## Problem description
Count how many lines of the material below have the word "structure" and give only the number.

---------- The records

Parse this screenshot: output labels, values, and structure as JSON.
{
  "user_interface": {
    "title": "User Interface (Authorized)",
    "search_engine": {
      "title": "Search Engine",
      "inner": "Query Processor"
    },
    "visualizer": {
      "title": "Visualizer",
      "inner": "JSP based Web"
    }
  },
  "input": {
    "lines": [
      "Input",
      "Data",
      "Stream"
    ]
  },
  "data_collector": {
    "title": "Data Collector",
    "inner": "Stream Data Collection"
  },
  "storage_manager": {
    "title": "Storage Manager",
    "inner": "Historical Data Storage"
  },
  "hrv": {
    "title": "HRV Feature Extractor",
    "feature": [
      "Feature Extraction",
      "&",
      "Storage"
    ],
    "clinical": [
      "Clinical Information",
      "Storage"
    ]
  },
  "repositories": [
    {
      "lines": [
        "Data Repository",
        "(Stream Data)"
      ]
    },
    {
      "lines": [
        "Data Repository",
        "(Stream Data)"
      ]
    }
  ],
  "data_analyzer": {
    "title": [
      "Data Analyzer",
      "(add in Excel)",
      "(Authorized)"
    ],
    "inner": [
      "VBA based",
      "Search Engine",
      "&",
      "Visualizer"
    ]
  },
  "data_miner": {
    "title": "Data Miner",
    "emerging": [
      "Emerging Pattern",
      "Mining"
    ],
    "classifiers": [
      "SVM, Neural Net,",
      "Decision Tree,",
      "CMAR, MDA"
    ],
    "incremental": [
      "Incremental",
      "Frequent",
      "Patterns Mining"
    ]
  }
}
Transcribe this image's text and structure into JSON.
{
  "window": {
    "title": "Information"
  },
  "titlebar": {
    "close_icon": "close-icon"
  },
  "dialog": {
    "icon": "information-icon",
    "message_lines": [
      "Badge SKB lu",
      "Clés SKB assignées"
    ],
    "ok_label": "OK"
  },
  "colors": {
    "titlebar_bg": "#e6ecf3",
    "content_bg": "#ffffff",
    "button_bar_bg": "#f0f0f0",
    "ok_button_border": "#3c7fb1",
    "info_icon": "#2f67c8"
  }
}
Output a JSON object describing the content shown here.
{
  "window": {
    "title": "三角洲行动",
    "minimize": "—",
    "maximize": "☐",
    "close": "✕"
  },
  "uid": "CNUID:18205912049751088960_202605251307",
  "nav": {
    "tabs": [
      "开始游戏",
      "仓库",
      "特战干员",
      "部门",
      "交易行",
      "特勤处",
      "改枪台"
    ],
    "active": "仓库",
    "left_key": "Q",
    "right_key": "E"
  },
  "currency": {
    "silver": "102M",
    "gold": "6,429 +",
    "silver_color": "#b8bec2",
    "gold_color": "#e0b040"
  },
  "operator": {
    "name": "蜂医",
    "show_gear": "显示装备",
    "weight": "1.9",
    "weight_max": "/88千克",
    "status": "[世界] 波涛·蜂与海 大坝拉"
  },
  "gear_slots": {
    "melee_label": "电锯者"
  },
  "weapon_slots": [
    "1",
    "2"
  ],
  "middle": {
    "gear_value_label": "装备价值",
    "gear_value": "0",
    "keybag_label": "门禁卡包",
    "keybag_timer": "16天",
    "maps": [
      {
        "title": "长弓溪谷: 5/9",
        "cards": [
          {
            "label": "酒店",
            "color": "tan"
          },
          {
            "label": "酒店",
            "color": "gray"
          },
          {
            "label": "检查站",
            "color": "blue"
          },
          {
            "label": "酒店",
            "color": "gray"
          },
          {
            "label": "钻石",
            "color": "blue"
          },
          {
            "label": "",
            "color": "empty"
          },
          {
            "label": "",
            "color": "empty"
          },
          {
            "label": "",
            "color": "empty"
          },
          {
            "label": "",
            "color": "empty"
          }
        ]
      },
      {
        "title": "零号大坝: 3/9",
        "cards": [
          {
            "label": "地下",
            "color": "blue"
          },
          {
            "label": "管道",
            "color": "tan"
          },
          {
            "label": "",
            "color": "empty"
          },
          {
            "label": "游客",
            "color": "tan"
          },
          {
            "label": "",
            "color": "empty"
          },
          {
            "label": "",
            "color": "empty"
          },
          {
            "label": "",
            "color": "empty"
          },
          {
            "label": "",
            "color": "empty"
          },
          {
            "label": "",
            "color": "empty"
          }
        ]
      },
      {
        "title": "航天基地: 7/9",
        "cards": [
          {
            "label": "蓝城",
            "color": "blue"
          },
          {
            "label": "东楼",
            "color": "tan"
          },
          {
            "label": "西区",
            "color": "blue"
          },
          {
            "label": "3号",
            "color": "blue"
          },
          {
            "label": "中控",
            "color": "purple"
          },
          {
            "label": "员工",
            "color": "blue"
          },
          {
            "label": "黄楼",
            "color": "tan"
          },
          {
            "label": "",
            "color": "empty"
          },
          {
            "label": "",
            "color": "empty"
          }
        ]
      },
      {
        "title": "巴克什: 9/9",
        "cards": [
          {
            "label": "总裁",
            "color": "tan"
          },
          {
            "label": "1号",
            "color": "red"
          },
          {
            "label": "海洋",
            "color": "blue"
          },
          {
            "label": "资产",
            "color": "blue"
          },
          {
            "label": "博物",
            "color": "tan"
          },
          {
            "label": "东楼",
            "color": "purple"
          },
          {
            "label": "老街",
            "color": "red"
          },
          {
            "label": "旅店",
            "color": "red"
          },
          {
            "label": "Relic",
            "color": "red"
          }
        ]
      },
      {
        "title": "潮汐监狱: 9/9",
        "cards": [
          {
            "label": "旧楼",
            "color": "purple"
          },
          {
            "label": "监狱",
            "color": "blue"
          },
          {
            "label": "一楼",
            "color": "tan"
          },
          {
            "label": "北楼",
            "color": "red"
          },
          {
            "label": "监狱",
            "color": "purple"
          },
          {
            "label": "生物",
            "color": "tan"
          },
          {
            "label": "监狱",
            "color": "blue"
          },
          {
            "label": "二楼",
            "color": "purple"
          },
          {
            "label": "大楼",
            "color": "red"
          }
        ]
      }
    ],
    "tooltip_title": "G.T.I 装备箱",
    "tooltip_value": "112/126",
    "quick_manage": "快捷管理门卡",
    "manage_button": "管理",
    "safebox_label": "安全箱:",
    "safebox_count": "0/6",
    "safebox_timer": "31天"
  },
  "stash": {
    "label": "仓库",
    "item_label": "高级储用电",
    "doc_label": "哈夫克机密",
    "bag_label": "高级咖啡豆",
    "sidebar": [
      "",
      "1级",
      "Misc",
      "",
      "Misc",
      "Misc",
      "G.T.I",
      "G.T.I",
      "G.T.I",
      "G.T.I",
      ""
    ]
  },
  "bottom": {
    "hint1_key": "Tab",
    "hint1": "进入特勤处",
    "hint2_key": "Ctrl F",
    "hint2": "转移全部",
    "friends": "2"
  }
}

--------------------

## Answer to the exercise
2